'''
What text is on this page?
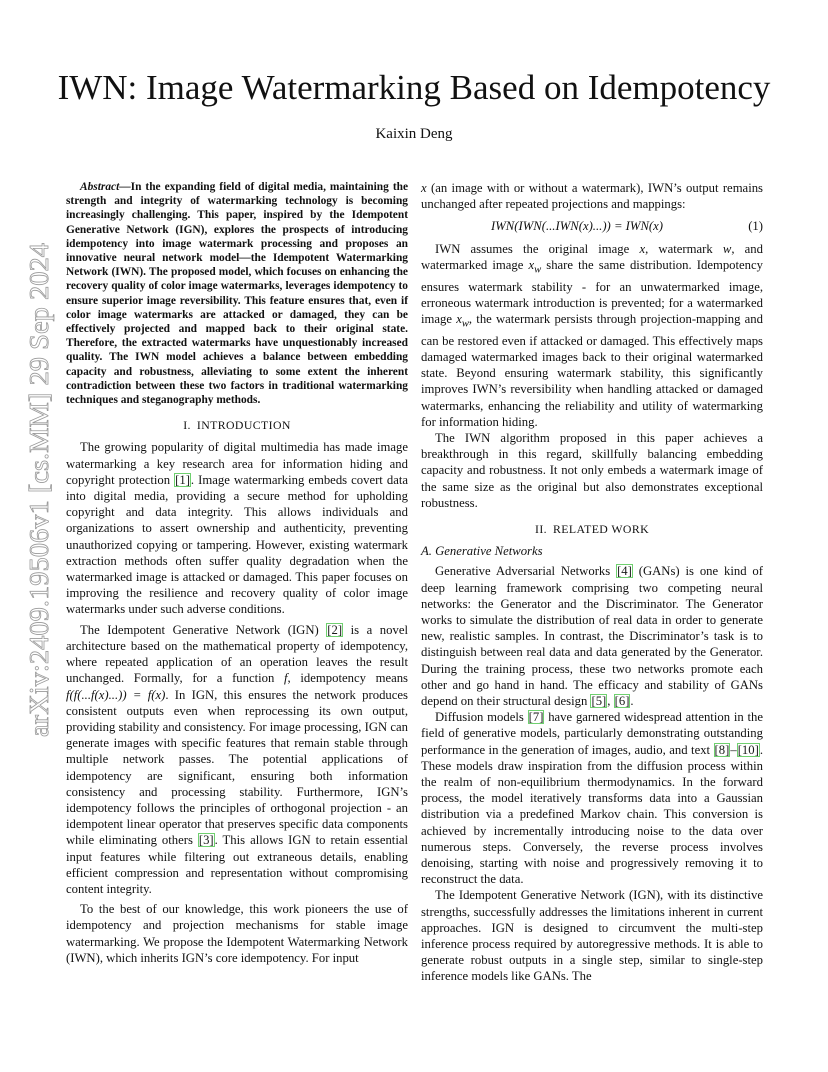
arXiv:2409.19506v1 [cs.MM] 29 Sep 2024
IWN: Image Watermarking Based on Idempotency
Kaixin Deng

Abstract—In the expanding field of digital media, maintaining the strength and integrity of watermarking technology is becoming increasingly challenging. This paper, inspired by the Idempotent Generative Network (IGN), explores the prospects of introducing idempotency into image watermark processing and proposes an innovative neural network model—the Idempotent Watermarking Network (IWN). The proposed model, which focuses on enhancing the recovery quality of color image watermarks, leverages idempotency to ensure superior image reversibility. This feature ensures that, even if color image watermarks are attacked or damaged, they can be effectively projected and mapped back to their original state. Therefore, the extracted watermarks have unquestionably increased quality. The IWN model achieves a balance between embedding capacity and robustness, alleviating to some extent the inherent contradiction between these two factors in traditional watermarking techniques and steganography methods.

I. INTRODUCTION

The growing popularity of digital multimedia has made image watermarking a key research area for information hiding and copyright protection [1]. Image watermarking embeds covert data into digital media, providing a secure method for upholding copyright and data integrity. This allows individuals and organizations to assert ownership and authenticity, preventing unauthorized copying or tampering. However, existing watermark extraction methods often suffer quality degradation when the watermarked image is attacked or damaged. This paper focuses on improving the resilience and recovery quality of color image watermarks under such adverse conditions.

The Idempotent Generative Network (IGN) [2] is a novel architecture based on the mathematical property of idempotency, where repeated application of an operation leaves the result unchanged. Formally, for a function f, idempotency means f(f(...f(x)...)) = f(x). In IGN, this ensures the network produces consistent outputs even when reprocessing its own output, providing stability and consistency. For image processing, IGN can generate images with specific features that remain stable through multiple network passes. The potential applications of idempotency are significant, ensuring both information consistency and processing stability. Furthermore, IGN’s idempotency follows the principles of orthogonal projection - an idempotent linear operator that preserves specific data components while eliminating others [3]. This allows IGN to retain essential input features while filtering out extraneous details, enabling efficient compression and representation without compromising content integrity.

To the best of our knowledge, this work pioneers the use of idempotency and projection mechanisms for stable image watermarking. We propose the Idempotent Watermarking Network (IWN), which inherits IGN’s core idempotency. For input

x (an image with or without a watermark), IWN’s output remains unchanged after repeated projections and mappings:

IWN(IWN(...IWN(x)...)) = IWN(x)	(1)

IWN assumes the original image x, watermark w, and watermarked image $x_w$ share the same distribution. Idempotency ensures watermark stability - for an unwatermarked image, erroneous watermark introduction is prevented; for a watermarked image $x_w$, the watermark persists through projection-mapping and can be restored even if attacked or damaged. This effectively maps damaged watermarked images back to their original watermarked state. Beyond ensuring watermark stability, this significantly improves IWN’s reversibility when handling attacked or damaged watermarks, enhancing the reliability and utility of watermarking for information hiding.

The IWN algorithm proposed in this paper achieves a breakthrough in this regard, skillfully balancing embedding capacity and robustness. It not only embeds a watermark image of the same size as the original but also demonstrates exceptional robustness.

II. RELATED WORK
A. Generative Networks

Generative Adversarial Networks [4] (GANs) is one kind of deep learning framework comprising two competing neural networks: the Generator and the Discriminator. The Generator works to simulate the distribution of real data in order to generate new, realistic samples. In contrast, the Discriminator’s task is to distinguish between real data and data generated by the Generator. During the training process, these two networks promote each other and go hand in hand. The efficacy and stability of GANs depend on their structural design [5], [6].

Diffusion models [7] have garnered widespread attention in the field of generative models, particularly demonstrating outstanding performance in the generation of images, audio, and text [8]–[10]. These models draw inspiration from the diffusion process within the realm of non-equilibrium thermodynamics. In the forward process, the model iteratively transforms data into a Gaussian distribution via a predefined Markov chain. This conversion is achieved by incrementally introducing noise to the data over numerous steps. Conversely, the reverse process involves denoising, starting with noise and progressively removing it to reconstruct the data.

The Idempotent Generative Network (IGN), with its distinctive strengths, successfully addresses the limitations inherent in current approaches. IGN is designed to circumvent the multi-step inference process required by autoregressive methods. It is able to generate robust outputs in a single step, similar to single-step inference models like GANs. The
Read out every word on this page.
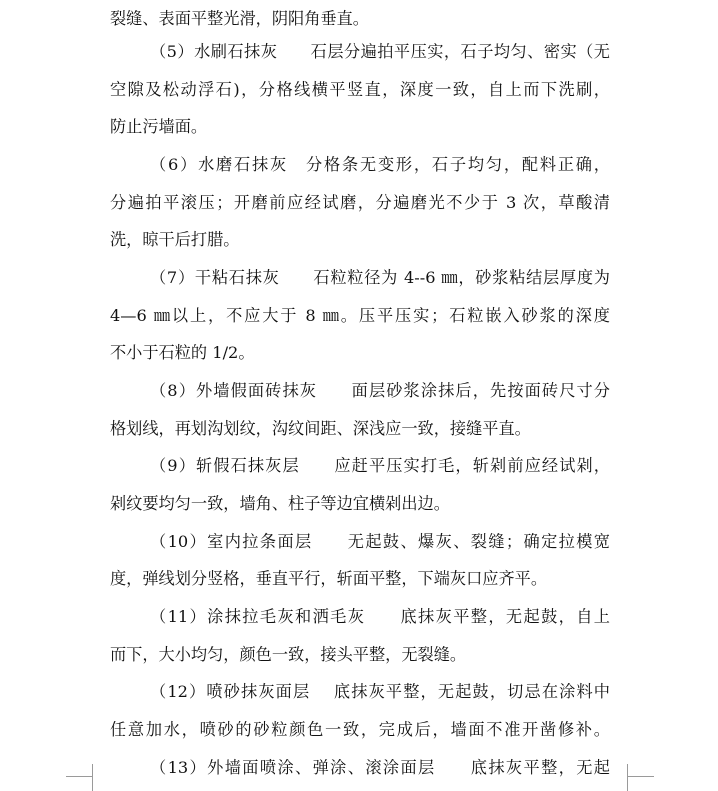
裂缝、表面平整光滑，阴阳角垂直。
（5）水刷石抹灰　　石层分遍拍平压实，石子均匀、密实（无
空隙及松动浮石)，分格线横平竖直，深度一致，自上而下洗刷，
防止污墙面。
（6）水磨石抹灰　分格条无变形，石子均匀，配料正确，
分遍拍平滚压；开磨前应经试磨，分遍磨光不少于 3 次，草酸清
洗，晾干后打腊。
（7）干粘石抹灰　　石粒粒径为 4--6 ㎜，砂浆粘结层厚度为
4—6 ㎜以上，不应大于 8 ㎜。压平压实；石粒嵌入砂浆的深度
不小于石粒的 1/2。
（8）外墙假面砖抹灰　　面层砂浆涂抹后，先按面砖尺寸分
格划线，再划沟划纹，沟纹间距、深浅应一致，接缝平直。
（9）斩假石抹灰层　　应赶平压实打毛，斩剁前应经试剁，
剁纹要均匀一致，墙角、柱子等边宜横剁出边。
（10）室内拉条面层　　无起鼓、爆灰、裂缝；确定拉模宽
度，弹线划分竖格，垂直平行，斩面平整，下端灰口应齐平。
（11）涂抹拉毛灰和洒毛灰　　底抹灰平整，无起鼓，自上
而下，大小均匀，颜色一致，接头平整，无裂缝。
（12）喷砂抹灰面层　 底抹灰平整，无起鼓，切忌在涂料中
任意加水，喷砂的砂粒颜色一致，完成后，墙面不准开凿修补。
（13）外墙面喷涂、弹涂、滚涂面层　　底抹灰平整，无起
'''
TASK REQUIREMENTS
Your task is to repeat exactly the lines from the one containing "Read out every word on this page." through the end of the material, both included, and only those, without pictures.

RESULT FOR THIS TASK
Read out every word on this page.
裂缝、表面平整光滑，阴阳角垂直。
（5）水刷石抹灰　　石层分遍拍平压实，石子均匀、密实（无
空隙及松动浮石)，分格线横平竖直，深度一致，自上而下洗刷，
防止污墙面。
（6）水磨石抹灰　分格条无变形，石子均匀，配料正确，
分遍拍平滚压；开磨前应经试磨，分遍磨光不少于 3 次，草酸清
洗，晾干后打腊。
（7）干粘石抹灰　　石粒粒径为 4--6 ㎜，砂浆粘结层厚度为
4—6 ㎜以上，不应大于 8 ㎜。压平压实；石粒嵌入砂浆的深度
不小于石粒的 1/2。
（8）外墙假面砖抹灰　　面层砂浆涂抹后，先按面砖尺寸分
格划线，再划沟划纹，沟纹间距、深浅应一致，接缝平直。
（9）斩假石抹灰层　　应赶平压实打毛，斩剁前应经试剁，
剁纹要均匀一致，墙角、柱子等边宜横剁出边。
（10）室内拉条面层　　无起鼓、爆灰、裂缝；确定拉模宽
度，弹线划分竖格，垂直平行，斩面平整，下端灰口应齐平。
（11）涂抹拉毛灰和洒毛灰　　底抹灰平整，无起鼓，自上
而下，大小均匀，颜色一致，接头平整，无裂缝。
（12）喷砂抹灰面层　 底抹灰平整，无起鼓，切忌在涂料中
任意加水，喷砂的砂粒颜色一致，完成后，墙面不准开凿修补。
（13）外墙面喷涂、弹涂、滚涂面层　　底抹灰平整，无起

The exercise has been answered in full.